Task prompt - What is needed here is an exact copy of every entry.

-*-*-

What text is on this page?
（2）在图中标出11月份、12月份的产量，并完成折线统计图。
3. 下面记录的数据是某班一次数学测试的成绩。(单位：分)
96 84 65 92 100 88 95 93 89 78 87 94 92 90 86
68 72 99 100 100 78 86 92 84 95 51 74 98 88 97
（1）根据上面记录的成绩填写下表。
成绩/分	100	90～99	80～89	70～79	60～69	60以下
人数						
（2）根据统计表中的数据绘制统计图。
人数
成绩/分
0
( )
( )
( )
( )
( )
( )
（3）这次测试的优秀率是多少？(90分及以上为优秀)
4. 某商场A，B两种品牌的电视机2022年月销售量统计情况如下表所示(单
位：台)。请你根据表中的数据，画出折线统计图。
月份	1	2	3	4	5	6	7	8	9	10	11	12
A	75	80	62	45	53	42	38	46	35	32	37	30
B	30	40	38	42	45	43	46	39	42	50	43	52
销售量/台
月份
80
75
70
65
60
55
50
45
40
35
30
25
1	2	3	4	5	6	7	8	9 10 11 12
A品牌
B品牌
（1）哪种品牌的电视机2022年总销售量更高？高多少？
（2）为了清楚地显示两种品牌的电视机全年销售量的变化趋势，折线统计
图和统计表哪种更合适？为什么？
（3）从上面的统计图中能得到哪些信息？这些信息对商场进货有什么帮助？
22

-*-*-

Output for this task -
What text is on this page?
（2）在图中标出11月份、12月份的产量，并完成折线统计图。
3. 下面记录的数据是某班一次数学测试的成绩。(单位：分)
96 84 65 92 100 88 95 93 89 78 87 94 92 90 86
68 72 99 100 100 78 86 92 84 95 51 74 98 88 97
（1）根据上面记录的成绩填写下表。
成绩/分	100	90～99	80～89	70～79	60～69	60以下
人数						
（2）根据统计表中的数据绘制统计图。
人数
成绩/分
0
( )
( )
( )
( )
( )
( )
（3）这次测试的优秀率是多少？(90分及以上为优秀)
4. 某商场A，B两种品牌的电视机2022年月销售量统计情况如下表所示(单
位：台)。请你根据表中的数据，画出折线统计图。
月份	1	2	3	4	5	6	7	8	9	10	11	12
A	75	80	62	45	53	42	38	46	35	32	37	30
B	30	40	38	42	45	43	46	39	42	50	43	52
销售量/台
月份
80
75
70
65
60
55
50
45
40
35
30
25
1	2	3	4	5	6	7	8	9 10 11 12
A品牌
B品牌
（1）哪种品牌的电视机2022年总销售量更高？高多少？
（2）为了清楚地显示两种品牌的电视机全年销售量的变化趋势，折线统计
图和统计表哪种更合适？为什么？
（3）从上面的统计图中能得到哪些信息？这些信息对商场进货有什么帮助？
22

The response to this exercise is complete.